■ What you have to do
Output the data below as a JSON list of strings, starting at the line with "svg-text:2500: 2500 <box>549" and running through the end of the data. Use one string per line and leave out blank lines.
## Begin Raw data
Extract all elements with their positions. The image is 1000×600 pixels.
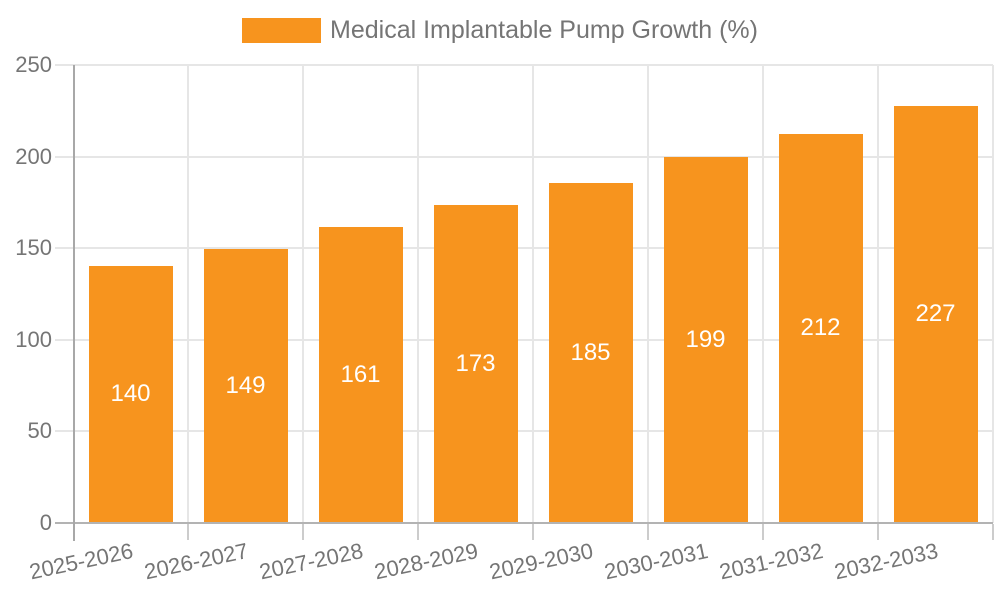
- horizontal-gridline: [55, 338, 993, 341]
- bar-value-label: 173: [455, 349, 496, 377]
- vertical-gridline: [302, 65, 304, 523]
- x-axis-tick-label: 2026-2027: [142, 538, 251, 585]
- x-axis-tick-label: 2027-2028: [257, 538, 366, 585]
- bar: 185: [548, 183, 633, 522]
- bar: 140: [88, 265, 173, 522]
- legend-swatch-icon: [242, 18, 322, 43]
- bar: 199: [663, 157, 748, 522]
- vertical-gridline: [762, 65, 764, 523]
- y-axis-line: [73, 65, 75, 541]
- bar: 161: [318, 227, 403, 522]
- horizontal-gridline: [55, 64, 993, 66]
- bar: 227: [893, 106, 978, 522]
- bar: 173: [433, 205, 518, 522]
- x-axis-tick-label: 2025-2026: [27, 538, 136, 585]
- y-axis-tick-label: 50: [27, 418, 52, 444]
- y-axis-tick-label: 250: [15, 52, 52, 77]
- x-axis-tick-label: 2030-2031: [602, 538, 711, 585]
- x-axis-line: [55, 522, 993, 524]
- vertical-gridline: [992, 65, 994, 523]
- plot-area: 140 149 161 173 185 199 212 227: [55, 64, 994, 541]
- x-axis-tick: [992, 524, 994, 540]
- x-axis-tick: [187, 524, 189, 540]
- x-axis-tick-label: 2029-2030: [487, 538, 596, 585]
- vertical-gridline: [647, 65, 649, 523]
- bar-value-label: 140: [110, 379, 151, 407]
- bar-value-label: 199: [685, 325, 726, 353]
- x-axis-tick: [532, 524, 534, 540]
- bar-value-label: 185: [570, 338, 611, 366]
- chart-legend: Medical Implantable Pump Growth (%): [0, 16, 1000, 45]
- horizontal-gridline: [55, 430, 993, 433]
- x-axis-tick-label: 2031-2032: [717, 538, 826, 585]
- vertical-gridline: [417, 65, 419, 523]
- y-axis-tick-label: 200: [15, 143, 52, 169]
- bar: 212: [778, 133, 863, 522]
- horizontal-gridline: [55, 247, 993, 250]
- x-axis-tick-label: 2032-2033: [832, 538, 941, 585]
- bar-value-label: 212: [800, 313, 841, 341]
- bar-value-label: 227: [915, 300, 956, 328]
- vertical-gridline: [877, 65, 879, 523]
- vertical-gridline: [532, 65, 534, 523]
- bar-value-label: 149: [225, 371, 266, 399]
- bar: 149: [203, 249, 288, 522]
- x-axis-tick: [417, 524, 419, 540]
- y-axis-tick-label: 150: [15, 235, 52, 261]
- x-axis-tick: [877, 524, 879, 540]
- horizontal-gridline: [55, 155, 993, 158]
- x-axis-tick-label: 2028-2029: [372, 538, 481, 585]
- x-axis-tick: [647, 524, 649, 540]
- y-axis-tick-label: 0: [39, 510, 52, 535]
- x-axis-tick: [762, 524, 764, 540]
- bar-value-label: 161: [340, 360, 381, 388]
- y-axis-tick-label: 100: [15, 326, 52, 352]
- vertical-gridline: [187, 65, 189, 523]
- legend-label: Medical Implantable Pump Growth (%): [330, 16, 758, 44]
- x-axis-tick: [302, 524, 304, 540]
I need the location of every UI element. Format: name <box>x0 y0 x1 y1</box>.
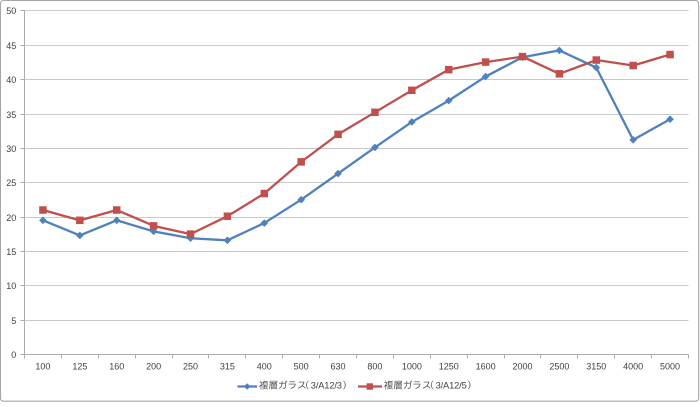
svg-text:2500: 2500 <box>549 361 569 371</box>
svg-text:20: 20 <box>6 213 16 223</box>
svg-text:1000: 1000 <box>402 361 422 371</box>
svg-text:45: 45 <box>6 41 16 51</box>
svg-text:5: 5 <box>11 316 16 326</box>
svg-text:400: 400 <box>257 361 272 371</box>
svg-text:250: 250 <box>183 361 198 371</box>
svg-text:10: 10 <box>6 281 16 291</box>
svg-text:30: 30 <box>6 144 16 154</box>
svg-text:50: 50 <box>6 6 16 16</box>
svg-text:2000: 2000 <box>512 361 532 371</box>
svg-text:1250: 1250 <box>439 361 459 371</box>
svg-text:3150: 3150 <box>586 361 606 371</box>
svg-text:35: 35 <box>6 110 16 120</box>
svg-text:0: 0 <box>11 350 16 360</box>
svg-text:25: 25 <box>6 178 16 188</box>
svg-text:3/A12/3: 3/A12/3 <box>311 381 342 391</box>
svg-text:3/A12/5: 3/A12/5 <box>436 381 467 391</box>
svg-text:15: 15 <box>6 247 16 257</box>
svg-text:500: 500 <box>294 361 309 371</box>
svg-text:40: 40 <box>6 75 16 85</box>
svg-text:1600: 1600 <box>476 361 496 371</box>
svg-text:125: 125 <box>72 361 87 371</box>
svg-text:800: 800 <box>367 361 382 371</box>
svg-text:315: 315 <box>220 361 235 371</box>
svg-text:200: 200 <box>146 361 161 371</box>
svg-text:4000: 4000 <box>623 361 643 371</box>
svg-text:100: 100 <box>35 361 50 371</box>
svg-text:630: 630 <box>331 361 346 371</box>
svg-text:160: 160 <box>109 361 124 371</box>
svg-text:5000: 5000 <box>660 361 680 371</box>
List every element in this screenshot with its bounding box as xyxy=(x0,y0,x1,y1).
## End Raw data
■ Task solution
[
  "svg-text:2500: 2500 <box>549 361 569 371</box>",
  "svg-text:20: 20 <box>6 213 16 223</box>",
  "svg-text:1000: 1000 <box>402 361 422 371</box>",
  "svg-text:45: 45 <box>6 41 16 51</box>",
  "svg-text:5: 5 <box>11 316 16 326</box>",
  "svg-text:400: 400 <box>257 361 272 371</box>",
  "svg-text:250: 250 <box>183 361 198 371</box>",
  "svg-text:10: 10 <box>6 281 16 291</box>",
  "svg-text:30: 30 <box>6 144 16 154</box>",
  "svg-text:50: 50 <box>6 6 16 16</box>",
  "svg-text:2000: 2000 <box>512 361 532 371</box>",
  "svg-text:1250: 1250 <box>439 361 459 371</box>",
  "svg-text:3150: 3150 <box>586 361 606 371</box>",
  "svg-text:35: 35 <box>6 110 16 120</box>",
  "svg-text:0: 0 <box>11 350 16 360</box>",
  "svg-text:25: 25 <box>6 178 16 188</box>",
  "svg-text:3/A12/3: 3/A12/3 <box>311 381 342 391</box>",
  "svg-text:3/A12/5: 3/A12/5 <box>436 381 467 391</box>",
  "svg-text:15: 15 <box>6 247 16 257</box>",
  "svg-text:500: 500 <box>294 361 309 371</box>",
  "svg-text:40: 40 <box>6 75 16 85</box>",
  "svg-text:1600: 1600 <box>476 361 496 371</box>",
  "svg-text:125: 125 <box>72 361 87 371</box>",
  "svg-text:800: 800 <box>367 361 382 371</box>",
  "svg-text:315: 315 <box>220 361 235 371</box>",
  "svg-text:200: 200 <box>146 361 161 371</box>",
  "svg-text:4000: 4000 <box>623 361 643 371</box>",
  "svg-text:100: 100 <box>35 361 50 371</box>",
  "svg-text:630: 630 <box>331 361 346 371</box>",
  "svg-text:160: 160 <box>109 361 124 371</box>",
  "svg-text:5000: 5000 <box>660 361 680 371</box>",
  "List every element in this screenshot with its bounding box as xyxy=(x0,y0,x1,y1)."
]